- [What you need to do]:
Single out the lines that include the word "tahsil". Copy them.

--

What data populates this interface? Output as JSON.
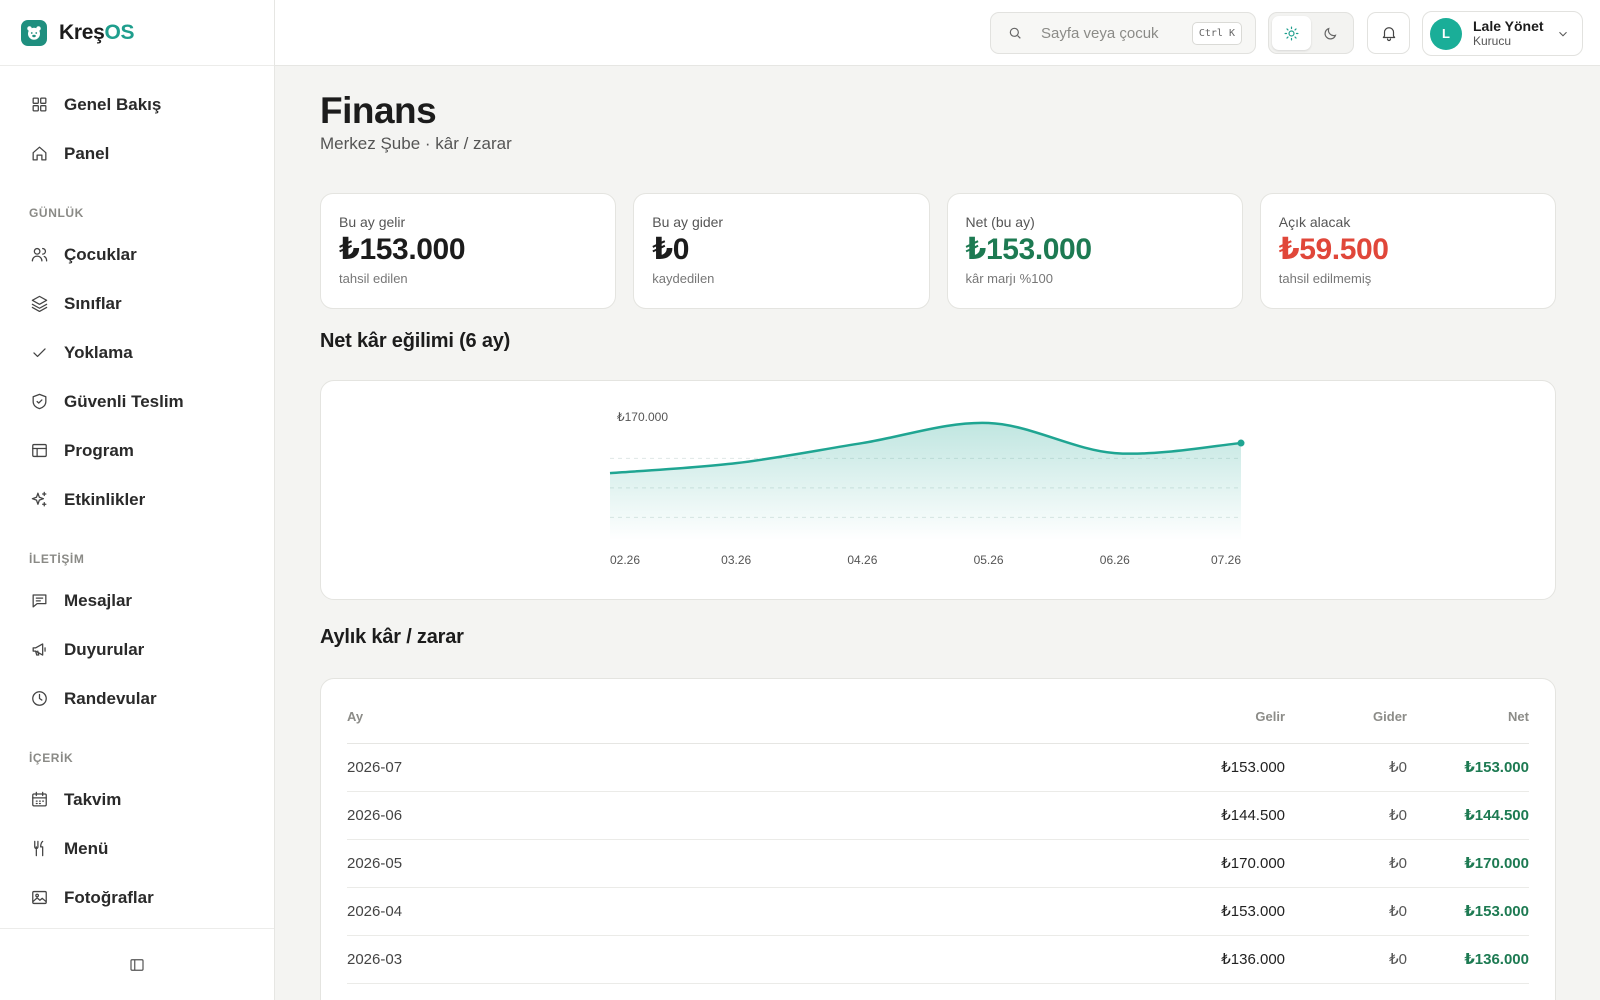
{
  "brand": {
    "name_prefix": "Kreş",
    "name_suffix": "OS"
  },
  "sidebar": {
    "top_items": [
      {
        "label": "Genel Bakış",
        "icon": "grid-icon"
      },
      {
        "label": "Panel",
        "icon": "home-icon"
      }
    ],
    "sections": [
      {
        "title": "GÜNLÜK",
        "items": [
          {
            "label": "Çocuklar",
            "icon": "users-icon"
          },
          {
            "label": "Sınıflar",
            "icon": "layers-icon"
          },
          {
            "label": "Yoklama",
            "icon": "check-icon"
          },
          {
            "label": "Güvenli Teslim",
            "icon": "shield-icon"
          },
          {
            "label": "Program",
            "icon": "table-icon"
          },
          {
            "label": "Etkinlikler",
            "icon": "sparkles-icon"
          }
        ]
      },
      {
        "title": "İLETİŞİM",
        "items": [
          {
            "label": "Mesajlar",
            "icon": "message-icon"
          },
          {
            "label": "Duyurular",
            "icon": "megaphone-icon"
          },
          {
            "label": "Randevular",
            "icon": "clock-icon"
          }
        ]
      },
      {
        "title": "İÇERİK",
        "items": [
          {
            "label": "Takvim",
            "icon": "calendar-icon"
          },
          {
            "label": "Menü",
            "icon": "utensils-icon"
          },
          {
            "label": "Fotoğraflar",
            "icon": "image-icon"
          }
        ]
      }
    ],
    "footer_icon": "sidebar-collapse-icon"
  },
  "header": {
    "search_placeholder": "Sayfa veya çocuk",
    "search_shortcut": "Ctrl K",
    "theme_options": [
      "sun-icon",
      "moon-icon"
    ],
    "active_theme": "light",
    "user": {
      "initial": "L",
      "name": "Lale Yönet",
      "role": "Kurucu"
    }
  },
  "page": {
    "title": "Finans",
    "subtitle": "Merkez Şube · kâr / zarar"
  },
  "kpis": [
    {
      "label": "Bu ay gelir",
      "value": "₺153.000",
      "hint": "tahsil edilen",
      "color": "#1c1c1c"
    },
    {
      "label": "Bu ay gider",
      "value": "₺0",
      "hint": "kaydedilen",
      "color": "#1c1c1c"
    },
    {
      "label": "Net (bu ay)",
      "value": "₺153.000",
      "hint": "kâr marjı %100",
      "color": "#1d7a52"
    },
    {
      "label": "Açık alacak",
      "value": "₺59.500",
      "hint": "tahsil edilmemiş",
      "color": "#e0473a"
    }
  ],
  "chart_section_title": "Net kâr eğilimi (6 ay)",
  "chart_data": {
    "type": "area",
    "title": "",
    "x": [
      "02.26",
      "03.26",
      "04.26",
      "05.26",
      "06.26",
      "07.26"
    ],
    "series": [
      {
        "values": [
          127500,
          136000,
          153000,
          170000,
          144500,
          153000
        ]
      }
    ],
    "max_label": "₺170.000",
    "ylim": [
      0,
      170000
    ],
    "color": "#1fa592",
    "grid": true
  },
  "table_section_title": "Aylık kâr / zarar",
  "table": {
    "columns": [
      "Ay",
      "Gelir",
      "Gider",
      "Net"
    ],
    "rows": [
      {
        "ay": "2026-07",
        "gelir": "₺153.000",
        "gider": "₺0",
        "net": "₺153.000"
      },
      {
        "ay": "2026-06",
        "gelir": "₺144.500",
        "gider": "₺0",
        "net": "₺144.500"
      },
      {
        "ay": "2026-05",
        "gelir": "₺170.000",
        "gider": "₺0",
        "net": "₺170.000"
      },
      {
        "ay": "2026-04",
        "gelir": "₺153.000",
        "gider": "₺0",
        "net": "₺153.000"
      },
      {
        "ay": "2026-03",
        "gelir": "₺136.000",
        "gider": "₺0",
        "net": "₺136.000"
      }
    ]
  }
}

--

- [Complete answer]:
      "hint": "tahsil edilen",
      "hint": "tahsil edilmemiş",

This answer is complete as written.